[Data tied to figure images]
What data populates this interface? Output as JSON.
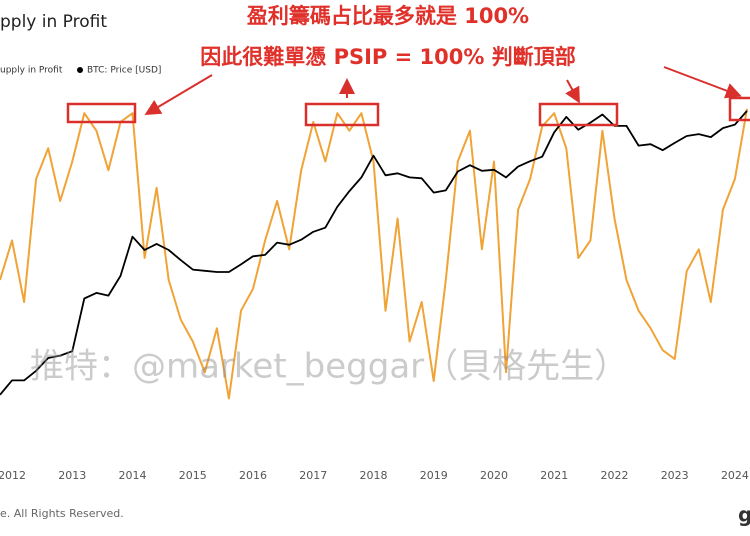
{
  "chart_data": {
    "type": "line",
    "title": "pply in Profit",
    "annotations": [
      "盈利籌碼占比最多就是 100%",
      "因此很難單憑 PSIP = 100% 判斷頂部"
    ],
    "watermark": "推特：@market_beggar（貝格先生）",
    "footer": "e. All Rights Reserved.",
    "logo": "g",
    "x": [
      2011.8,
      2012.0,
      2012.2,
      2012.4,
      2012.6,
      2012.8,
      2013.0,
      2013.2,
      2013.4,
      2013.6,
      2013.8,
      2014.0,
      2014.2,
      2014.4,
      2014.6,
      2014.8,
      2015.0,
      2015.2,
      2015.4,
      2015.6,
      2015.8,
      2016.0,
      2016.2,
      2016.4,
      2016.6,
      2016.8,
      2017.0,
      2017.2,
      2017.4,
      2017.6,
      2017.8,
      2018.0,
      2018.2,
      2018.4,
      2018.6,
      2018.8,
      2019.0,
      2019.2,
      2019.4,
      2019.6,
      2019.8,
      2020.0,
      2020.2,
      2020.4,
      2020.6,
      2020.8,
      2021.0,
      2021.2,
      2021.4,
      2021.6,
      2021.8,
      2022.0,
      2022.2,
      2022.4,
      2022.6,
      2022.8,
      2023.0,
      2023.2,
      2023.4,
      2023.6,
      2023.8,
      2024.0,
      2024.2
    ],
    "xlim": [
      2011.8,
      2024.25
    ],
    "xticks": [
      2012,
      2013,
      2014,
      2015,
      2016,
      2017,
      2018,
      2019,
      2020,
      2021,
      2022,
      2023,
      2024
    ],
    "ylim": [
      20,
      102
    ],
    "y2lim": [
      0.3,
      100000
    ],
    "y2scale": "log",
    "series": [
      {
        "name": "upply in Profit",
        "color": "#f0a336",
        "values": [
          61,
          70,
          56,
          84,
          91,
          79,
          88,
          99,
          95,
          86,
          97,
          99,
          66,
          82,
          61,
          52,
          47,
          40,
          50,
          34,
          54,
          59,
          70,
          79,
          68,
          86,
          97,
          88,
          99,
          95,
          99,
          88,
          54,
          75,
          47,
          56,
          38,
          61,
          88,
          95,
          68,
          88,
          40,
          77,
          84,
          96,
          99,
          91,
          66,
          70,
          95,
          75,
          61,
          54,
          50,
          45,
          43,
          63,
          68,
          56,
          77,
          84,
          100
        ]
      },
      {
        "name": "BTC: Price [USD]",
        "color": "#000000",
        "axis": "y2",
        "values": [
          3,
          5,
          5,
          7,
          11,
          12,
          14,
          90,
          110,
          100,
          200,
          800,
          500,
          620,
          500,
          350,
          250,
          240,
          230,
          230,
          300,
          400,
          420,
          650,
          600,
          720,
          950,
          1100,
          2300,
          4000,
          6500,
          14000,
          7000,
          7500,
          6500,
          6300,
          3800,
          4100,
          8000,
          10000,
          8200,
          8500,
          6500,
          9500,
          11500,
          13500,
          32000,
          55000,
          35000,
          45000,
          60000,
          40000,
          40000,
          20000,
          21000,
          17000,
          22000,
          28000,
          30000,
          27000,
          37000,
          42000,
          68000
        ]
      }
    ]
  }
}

§ PROMPT:
Copy every record character for character. Skip the pictures.

§ SOLUTION TO THIS TASK:
What data populates this interface? Output as JSON.
{
  "chart_data": {
    "type": "line",
    "title": "pply in Profit",
    "annotations": [
      "盈利籌碼占比最多就是 100%",
      "因此很難單憑 PSIP = 100% 判斷頂部"
    ],
    "watermark": "推特：@market_beggar（貝格先生）",
    "footer": "e. All Rights Reserved.",
    "logo": "g",
    "x": [
      2011.8,
      2012.0,
      2012.2,
      2012.4,
      2012.6,
      2012.8,
      2013.0,
      2013.2,
      2013.4,
      2013.6,
      2013.8,
      2014.0,
      2014.2,
      2014.4,
      2014.6,
      2014.8,
      2015.0,
      2015.2,
      2015.4,
      2015.6,
      2015.8,
      2016.0,
      2016.2,
      2016.4,
      2016.6,
      2016.8,
      2017.0,
      2017.2,
      2017.4,
      2017.6,
      2017.8,
      2018.0,
      2018.2,
      2018.4,
      2018.6,
      2018.8,
      2019.0,
      2019.2,
      2019.4,
      2019.6,
      2019.8,
      2020.0,
      2020.2,
      2020.4,
      2020.6,
      2020.8,
      2021.0,
      2021.2,
      2021.4,
      2021.6,
      2021.8,
      2022.0,
      2022.2,
      2022.4,
      2022.6,
      2022.8,
      2023.0,
      2023.2,
      2023.4,
      2023.6,
      2023.8,
      2024.0,
      2024.2
    ],
    "xlim": [
      2011.8,
      2024.25
    ],
    "xticks": [
      2012,
      2013,
      2014,
      2015,
      2016,
      2017,
      2018,
      2019,
      2020,
      2021,
      2022,
      2023,
      2024
    ],
    "ylim": [
      20,
      102
    ],
    "y2lim": [
      0.3,
      100000
    ],
    "y2scale": "log",
    "series": [
      {
        "name": "upply in Profit",
        "color": "#f0a336",
        "values": [
          61,
          70,
          56,
          84,
          91,
          79,
          88,
          99,
          95,
          86,
          97,
          99,
          66,
          82,
          61,
          52,
          47,
          40,
          50,
          34,
          54,
          59,
          70,
          79,
          68,
          86,
          97,
          88,
          99,
          95,
          99,
          88,
          54,
          75,
          47,
          56,
          38,
          61,
          88,
          95,
          68,
          88,
          40,
          77,
          84,
          96,
          99,
          91,
          66,
          70,
          95,
          75,
          61,
          54,
          50,
          45,
          43,
          63,
          68,
          56,
          77,
          84,
          100
        ]
      },
      {
        "name": "BTC: Price [USD]",
        "color": "#000000",
        "axis": "y2",
        "values": [
          3,
          5,
          5,
          7,
          11,
          12,
          14,
          90,
          110,
          100,
          200,
          800,
          500,
          620,
          500,
          350,
          250,
          240,
          230,
          230,
          300,
          400,
          420,
          650,
          600,
          720,
          950,
          1100,
          2300,
          4000,
          6500,
          14000,
          7000,
          7500,
          6500,
          6300,
          3800,
          4100,
          8000,
          10000,
          8200,
          8500,
          6500,
          9500,
          11500,
          13500,
          32000,
          55000,
          35000,
          45000,
          60000,
          40000,
          40000,
          20000,
          21000,
          17000,
          22000,
          28000,
          30000,
          27000,
          37000,
          42000,
          68000
        ]
      }
    ]
  }
}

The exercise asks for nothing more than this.